» **Task to complete**:
Find the lines with "text" in them and copy them out.

## BEGIN Information shown

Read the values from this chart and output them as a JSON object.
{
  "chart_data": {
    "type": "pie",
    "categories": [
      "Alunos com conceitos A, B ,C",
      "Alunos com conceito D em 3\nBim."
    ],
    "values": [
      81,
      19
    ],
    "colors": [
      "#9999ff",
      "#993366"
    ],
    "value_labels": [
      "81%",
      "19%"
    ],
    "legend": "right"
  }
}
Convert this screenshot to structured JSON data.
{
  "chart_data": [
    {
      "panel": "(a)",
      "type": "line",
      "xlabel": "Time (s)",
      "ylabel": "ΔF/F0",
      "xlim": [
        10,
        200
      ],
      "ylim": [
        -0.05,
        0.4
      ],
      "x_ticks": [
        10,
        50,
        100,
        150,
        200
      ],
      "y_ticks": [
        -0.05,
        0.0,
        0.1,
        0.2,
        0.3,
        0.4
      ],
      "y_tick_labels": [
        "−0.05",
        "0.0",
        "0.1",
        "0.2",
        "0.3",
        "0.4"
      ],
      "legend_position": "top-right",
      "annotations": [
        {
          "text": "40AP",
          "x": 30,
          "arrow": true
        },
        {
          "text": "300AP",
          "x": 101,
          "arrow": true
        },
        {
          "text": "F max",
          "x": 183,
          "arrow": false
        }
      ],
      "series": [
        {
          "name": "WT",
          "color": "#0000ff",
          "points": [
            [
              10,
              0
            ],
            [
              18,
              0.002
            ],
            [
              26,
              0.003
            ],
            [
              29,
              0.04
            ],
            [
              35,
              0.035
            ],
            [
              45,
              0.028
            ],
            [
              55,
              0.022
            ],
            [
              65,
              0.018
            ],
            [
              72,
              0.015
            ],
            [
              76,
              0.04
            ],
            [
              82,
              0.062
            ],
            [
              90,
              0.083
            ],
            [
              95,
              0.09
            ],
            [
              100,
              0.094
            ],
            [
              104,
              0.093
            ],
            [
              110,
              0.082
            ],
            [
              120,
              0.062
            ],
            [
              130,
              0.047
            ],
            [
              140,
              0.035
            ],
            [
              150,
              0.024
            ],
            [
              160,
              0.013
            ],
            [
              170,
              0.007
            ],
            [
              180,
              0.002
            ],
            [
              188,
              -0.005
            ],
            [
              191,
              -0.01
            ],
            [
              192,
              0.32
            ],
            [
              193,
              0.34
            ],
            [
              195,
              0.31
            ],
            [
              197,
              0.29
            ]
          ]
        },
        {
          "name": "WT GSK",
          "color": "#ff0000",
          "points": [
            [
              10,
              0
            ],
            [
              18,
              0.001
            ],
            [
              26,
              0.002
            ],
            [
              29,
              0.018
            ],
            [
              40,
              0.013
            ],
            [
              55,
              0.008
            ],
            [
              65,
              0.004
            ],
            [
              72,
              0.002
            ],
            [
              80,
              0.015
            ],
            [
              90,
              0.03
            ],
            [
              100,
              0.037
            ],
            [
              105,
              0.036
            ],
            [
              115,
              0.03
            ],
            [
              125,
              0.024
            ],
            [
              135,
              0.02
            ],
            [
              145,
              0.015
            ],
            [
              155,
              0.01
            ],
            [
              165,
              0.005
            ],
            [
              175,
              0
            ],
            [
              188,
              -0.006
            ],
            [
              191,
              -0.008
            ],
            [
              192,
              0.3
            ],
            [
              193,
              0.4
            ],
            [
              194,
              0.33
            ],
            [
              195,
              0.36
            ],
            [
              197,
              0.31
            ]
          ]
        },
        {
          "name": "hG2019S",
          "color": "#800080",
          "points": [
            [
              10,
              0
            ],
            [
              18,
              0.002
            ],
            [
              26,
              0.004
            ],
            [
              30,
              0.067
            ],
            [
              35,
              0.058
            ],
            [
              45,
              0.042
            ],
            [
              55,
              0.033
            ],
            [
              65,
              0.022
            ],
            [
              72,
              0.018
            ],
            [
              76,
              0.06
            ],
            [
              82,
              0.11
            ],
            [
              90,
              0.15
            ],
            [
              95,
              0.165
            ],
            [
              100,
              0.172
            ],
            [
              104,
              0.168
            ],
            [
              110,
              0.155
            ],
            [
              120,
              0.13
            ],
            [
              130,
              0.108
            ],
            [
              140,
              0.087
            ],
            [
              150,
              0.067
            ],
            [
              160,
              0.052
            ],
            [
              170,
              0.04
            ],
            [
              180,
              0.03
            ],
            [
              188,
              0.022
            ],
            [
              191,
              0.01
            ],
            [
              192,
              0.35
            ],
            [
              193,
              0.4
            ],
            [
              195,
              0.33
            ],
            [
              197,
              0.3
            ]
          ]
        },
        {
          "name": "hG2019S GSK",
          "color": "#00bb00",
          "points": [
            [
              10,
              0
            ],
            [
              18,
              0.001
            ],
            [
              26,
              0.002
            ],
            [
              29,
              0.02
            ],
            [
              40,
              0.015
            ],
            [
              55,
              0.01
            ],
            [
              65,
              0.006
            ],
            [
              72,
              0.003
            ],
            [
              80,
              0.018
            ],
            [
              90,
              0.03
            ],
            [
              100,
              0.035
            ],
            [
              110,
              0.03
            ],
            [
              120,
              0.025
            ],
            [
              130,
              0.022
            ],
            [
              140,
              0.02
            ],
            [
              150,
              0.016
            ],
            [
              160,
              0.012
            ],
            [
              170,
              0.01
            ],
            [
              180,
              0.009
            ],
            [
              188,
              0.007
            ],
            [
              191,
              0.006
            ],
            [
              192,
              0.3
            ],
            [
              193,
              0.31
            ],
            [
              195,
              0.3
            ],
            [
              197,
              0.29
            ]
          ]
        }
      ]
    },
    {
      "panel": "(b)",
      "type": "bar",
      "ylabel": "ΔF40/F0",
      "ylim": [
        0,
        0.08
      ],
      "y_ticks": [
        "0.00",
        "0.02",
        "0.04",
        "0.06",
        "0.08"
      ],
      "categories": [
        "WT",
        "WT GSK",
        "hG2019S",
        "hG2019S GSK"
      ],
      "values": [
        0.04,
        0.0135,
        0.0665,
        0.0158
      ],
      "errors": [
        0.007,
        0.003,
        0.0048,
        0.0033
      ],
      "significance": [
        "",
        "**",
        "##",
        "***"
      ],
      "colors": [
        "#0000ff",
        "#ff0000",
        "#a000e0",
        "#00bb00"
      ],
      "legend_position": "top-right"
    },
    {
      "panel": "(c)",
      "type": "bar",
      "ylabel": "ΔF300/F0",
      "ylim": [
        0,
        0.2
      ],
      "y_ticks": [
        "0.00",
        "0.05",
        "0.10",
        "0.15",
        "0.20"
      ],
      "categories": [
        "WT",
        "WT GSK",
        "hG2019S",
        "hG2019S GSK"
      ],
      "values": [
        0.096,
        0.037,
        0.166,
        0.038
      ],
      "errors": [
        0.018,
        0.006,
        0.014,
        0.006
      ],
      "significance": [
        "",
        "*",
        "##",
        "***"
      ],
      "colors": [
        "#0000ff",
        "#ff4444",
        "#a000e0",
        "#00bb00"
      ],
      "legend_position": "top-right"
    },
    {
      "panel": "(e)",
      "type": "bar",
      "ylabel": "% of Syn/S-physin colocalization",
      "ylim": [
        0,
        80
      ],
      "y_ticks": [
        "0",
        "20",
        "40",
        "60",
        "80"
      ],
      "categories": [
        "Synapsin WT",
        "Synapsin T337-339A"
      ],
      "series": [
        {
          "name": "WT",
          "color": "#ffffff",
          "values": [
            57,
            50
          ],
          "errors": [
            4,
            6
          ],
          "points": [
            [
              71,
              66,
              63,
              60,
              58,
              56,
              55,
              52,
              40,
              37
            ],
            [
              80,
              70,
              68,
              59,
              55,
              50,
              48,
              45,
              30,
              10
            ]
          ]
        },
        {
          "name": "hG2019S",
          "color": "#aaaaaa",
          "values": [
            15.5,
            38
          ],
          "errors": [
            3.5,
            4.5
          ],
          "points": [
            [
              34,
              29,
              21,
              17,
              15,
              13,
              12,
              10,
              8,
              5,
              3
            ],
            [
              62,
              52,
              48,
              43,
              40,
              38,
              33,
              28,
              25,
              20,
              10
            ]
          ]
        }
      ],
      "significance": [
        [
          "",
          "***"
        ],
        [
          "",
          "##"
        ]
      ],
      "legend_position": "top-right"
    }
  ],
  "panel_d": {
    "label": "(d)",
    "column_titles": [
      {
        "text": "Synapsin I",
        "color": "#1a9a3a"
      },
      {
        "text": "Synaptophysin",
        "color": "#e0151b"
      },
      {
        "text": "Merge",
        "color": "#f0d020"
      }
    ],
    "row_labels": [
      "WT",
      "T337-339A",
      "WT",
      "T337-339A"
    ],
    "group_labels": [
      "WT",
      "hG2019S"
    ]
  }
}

## END Information shown

» **Expected answer**:
          "text": "40AP",
          "text": "300AP",
          "text": "F max",
        "text": "Synapsin I",
        "text": "Synaptophysin",
        "text": "Merge",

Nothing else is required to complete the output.